> [EXERCISE DATA]:

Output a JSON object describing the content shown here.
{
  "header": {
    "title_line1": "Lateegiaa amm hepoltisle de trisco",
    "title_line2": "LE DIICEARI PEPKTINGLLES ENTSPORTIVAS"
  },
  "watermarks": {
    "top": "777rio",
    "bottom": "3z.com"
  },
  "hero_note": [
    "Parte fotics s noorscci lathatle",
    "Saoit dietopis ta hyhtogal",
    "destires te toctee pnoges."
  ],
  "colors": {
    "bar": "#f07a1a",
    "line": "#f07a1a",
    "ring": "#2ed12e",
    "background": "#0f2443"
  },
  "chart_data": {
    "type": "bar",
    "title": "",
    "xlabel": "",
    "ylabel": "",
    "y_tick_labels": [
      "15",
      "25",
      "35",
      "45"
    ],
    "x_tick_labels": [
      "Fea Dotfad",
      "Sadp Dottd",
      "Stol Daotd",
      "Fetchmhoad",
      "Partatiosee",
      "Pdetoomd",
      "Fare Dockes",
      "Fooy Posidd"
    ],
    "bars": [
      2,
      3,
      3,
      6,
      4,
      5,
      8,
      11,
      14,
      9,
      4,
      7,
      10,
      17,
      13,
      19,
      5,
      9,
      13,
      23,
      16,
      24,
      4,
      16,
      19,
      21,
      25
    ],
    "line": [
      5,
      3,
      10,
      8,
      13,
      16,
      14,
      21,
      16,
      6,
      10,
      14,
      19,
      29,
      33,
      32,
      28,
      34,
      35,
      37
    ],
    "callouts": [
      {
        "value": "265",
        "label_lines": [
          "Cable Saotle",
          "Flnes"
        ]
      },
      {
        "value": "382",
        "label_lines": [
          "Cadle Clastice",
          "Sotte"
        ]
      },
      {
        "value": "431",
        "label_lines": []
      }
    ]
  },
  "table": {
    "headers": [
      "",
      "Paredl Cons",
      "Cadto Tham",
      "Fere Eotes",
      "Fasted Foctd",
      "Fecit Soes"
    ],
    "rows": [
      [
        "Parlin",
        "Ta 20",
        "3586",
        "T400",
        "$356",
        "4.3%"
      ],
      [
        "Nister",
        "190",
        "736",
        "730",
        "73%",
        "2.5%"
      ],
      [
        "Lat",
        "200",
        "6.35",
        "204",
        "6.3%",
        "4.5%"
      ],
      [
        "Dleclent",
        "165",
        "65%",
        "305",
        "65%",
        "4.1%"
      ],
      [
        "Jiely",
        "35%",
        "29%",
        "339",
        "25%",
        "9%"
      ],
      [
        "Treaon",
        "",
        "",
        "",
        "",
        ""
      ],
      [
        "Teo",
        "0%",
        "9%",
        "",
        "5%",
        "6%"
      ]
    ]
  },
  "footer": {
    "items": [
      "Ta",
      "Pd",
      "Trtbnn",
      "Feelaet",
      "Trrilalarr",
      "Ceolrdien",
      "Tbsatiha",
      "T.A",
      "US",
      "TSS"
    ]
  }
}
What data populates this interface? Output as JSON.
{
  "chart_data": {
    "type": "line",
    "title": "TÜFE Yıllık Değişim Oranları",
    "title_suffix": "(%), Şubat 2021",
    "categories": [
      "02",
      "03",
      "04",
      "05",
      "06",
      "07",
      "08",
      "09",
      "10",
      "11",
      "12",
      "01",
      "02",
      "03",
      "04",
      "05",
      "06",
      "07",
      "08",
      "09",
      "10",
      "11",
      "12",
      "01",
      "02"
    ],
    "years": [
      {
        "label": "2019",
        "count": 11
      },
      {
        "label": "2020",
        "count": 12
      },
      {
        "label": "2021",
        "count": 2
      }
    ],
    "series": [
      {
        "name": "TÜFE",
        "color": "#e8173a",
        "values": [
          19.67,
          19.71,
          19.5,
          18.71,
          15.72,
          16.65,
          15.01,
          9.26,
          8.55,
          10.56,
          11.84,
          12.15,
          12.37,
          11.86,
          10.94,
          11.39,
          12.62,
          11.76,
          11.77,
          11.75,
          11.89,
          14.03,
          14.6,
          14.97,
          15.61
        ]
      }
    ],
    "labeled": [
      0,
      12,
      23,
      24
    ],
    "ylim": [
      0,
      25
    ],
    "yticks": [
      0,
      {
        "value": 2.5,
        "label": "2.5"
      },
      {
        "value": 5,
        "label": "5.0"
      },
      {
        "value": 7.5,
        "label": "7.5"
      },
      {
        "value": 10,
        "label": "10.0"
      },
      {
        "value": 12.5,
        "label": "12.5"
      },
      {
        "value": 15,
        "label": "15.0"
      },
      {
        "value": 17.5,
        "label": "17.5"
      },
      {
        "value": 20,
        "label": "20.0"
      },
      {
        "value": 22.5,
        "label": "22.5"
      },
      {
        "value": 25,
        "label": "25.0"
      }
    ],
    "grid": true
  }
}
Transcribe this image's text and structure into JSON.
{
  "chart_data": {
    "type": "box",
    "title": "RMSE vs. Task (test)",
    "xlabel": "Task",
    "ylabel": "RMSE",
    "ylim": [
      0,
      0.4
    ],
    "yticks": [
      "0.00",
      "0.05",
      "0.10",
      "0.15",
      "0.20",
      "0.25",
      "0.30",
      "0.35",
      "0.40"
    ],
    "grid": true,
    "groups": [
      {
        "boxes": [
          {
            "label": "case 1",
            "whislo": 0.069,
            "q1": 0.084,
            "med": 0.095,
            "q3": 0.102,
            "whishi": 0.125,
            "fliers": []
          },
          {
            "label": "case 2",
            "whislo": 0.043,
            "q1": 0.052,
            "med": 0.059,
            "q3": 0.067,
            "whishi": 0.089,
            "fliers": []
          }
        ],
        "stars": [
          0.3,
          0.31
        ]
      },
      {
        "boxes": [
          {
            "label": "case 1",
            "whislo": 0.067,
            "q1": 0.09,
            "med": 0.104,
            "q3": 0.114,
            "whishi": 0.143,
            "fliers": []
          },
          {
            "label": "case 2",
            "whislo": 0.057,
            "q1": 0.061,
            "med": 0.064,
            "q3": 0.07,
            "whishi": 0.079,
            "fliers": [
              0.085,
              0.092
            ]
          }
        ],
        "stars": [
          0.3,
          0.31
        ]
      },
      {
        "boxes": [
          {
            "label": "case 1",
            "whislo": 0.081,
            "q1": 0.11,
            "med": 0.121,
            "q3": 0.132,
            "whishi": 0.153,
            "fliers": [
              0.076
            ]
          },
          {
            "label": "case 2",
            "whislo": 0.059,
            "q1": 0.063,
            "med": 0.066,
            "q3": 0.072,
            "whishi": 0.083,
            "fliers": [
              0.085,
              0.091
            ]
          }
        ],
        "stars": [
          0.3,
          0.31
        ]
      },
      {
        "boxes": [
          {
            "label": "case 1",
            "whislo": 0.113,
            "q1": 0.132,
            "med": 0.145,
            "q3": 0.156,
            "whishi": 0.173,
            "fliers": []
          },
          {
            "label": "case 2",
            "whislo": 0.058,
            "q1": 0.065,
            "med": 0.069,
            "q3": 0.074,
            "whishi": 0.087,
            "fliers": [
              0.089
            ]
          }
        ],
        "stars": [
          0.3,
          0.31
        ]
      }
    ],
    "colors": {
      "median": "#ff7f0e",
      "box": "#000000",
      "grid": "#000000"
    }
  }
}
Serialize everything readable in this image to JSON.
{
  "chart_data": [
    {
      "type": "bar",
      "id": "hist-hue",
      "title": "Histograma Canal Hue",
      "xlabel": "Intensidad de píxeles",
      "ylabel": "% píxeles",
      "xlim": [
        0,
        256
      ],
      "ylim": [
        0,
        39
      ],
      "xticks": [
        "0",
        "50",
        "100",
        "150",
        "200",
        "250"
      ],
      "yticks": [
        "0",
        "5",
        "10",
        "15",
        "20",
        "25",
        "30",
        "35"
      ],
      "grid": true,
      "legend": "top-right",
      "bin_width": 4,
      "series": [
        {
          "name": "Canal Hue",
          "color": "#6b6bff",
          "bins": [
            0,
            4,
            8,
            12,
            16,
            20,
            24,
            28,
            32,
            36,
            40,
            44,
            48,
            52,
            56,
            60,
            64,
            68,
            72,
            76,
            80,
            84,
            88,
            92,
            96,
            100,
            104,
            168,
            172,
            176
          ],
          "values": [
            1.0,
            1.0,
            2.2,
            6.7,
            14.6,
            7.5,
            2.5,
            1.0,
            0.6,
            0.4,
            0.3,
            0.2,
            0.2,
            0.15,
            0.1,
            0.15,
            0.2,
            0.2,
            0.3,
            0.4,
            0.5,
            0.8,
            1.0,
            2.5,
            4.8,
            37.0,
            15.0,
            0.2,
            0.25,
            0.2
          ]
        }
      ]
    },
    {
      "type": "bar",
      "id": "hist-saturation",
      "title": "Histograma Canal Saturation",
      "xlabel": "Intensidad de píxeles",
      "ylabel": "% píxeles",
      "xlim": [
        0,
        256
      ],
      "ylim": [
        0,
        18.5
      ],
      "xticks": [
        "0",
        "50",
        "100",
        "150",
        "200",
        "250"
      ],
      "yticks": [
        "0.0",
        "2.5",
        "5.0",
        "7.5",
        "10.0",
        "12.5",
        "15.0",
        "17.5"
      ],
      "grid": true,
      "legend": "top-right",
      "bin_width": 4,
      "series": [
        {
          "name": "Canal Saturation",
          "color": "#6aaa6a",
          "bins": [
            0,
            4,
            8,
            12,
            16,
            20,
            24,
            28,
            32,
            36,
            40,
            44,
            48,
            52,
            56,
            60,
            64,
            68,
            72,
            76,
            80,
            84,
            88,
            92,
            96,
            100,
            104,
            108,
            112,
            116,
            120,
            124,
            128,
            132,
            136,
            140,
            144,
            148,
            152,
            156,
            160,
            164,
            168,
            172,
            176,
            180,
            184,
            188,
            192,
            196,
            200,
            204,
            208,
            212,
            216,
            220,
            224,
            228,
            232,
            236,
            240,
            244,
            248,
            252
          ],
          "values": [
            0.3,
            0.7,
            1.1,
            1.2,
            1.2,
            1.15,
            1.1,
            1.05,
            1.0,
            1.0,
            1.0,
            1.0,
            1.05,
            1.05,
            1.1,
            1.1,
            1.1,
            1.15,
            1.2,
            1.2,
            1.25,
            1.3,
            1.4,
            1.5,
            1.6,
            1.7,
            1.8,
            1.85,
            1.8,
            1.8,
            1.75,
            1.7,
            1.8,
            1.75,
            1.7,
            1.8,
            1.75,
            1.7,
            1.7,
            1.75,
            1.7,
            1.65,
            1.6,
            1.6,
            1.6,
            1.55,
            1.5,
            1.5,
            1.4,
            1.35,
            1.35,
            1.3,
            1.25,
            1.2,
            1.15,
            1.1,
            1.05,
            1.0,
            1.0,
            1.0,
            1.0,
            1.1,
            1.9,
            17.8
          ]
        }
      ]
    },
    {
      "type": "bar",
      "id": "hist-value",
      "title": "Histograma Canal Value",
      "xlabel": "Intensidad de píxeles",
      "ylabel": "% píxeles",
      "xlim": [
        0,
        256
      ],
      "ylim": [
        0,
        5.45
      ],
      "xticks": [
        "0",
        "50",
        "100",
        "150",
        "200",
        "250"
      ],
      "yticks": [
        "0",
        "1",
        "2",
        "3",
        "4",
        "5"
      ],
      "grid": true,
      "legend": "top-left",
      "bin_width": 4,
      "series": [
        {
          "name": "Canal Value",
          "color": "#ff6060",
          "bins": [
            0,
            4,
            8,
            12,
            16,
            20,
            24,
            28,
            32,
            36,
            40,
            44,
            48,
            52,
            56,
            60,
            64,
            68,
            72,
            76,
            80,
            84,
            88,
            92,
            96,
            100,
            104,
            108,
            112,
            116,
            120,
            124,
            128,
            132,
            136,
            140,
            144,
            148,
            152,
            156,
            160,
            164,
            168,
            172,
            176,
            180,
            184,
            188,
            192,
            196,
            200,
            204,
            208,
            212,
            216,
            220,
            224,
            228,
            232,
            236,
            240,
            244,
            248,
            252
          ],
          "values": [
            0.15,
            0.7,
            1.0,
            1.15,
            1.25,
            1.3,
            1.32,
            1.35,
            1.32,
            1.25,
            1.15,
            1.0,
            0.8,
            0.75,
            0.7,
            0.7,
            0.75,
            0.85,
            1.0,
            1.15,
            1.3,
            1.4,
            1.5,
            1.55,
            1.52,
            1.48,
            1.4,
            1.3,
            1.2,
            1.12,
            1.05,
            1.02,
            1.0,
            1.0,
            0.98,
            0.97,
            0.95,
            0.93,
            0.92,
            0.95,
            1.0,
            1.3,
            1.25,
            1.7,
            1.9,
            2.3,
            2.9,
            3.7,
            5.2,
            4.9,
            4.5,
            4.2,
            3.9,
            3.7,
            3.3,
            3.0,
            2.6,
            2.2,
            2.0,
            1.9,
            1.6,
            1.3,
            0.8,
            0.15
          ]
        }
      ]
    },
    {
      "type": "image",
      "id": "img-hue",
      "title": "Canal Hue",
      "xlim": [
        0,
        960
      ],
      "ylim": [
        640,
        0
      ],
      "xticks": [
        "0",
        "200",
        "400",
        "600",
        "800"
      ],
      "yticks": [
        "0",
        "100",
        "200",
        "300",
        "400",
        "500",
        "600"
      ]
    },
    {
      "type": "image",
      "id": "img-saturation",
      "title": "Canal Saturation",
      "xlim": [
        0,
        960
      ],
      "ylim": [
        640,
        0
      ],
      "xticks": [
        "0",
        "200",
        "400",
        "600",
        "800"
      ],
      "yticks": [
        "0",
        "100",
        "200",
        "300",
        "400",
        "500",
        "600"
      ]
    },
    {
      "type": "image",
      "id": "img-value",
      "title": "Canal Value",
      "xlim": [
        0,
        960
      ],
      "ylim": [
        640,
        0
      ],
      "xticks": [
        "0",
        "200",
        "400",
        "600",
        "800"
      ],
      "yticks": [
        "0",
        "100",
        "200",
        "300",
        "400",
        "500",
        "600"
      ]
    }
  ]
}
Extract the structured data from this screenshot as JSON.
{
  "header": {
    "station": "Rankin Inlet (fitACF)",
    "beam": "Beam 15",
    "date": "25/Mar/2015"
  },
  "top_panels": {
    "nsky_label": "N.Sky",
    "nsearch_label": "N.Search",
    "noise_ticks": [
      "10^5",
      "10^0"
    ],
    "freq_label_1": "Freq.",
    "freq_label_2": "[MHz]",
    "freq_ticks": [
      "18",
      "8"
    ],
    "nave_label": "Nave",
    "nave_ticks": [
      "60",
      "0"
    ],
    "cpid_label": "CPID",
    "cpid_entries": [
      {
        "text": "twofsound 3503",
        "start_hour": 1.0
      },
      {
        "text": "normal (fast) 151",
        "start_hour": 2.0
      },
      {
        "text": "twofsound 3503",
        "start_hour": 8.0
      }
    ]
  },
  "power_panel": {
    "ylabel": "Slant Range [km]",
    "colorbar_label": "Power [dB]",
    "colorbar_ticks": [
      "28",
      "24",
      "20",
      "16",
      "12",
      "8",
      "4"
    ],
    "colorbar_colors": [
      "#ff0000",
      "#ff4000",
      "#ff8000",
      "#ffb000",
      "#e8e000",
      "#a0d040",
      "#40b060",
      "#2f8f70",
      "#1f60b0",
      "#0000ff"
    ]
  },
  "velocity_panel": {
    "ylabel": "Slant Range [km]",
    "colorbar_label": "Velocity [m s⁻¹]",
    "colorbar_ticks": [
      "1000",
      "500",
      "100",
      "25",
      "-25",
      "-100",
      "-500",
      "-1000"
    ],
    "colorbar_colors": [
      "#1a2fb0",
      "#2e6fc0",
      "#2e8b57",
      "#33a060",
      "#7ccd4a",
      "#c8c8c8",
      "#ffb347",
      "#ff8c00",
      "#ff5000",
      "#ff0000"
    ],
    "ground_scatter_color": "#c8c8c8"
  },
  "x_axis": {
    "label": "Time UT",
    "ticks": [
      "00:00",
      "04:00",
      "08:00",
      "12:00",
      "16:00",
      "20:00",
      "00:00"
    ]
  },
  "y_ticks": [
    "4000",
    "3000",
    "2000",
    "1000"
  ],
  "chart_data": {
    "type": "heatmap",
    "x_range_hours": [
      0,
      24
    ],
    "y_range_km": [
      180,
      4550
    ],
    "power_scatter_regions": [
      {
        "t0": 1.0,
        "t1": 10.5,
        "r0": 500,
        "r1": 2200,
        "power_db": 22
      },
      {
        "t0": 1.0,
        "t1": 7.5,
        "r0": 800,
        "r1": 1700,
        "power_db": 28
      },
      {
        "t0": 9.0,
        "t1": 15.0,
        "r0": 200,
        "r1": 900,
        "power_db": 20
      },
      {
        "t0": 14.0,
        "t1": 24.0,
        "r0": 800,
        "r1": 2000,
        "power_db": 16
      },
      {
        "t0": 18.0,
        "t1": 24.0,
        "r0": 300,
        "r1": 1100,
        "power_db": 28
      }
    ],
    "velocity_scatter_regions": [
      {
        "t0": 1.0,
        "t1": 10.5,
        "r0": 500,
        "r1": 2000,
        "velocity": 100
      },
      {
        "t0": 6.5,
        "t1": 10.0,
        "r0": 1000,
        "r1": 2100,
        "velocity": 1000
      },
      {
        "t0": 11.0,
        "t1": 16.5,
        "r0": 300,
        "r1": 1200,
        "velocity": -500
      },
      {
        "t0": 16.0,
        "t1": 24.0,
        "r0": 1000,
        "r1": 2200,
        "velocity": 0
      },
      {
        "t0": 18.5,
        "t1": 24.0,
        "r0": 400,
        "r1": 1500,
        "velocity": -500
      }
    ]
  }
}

> [INSTRUCTIONS TO FOLLOW]: Copy each line above containing the string "whishi".

> [THE ANSWER]:
            "whishi": 0.125,
            "whishi": 0.089,
            "whishi": 0.143,
            "whishi": 0.079,
            "whishi": 0.153,
            "whishi": 0.083,
            "whishi": 0.173,
            "whishi": 0.087,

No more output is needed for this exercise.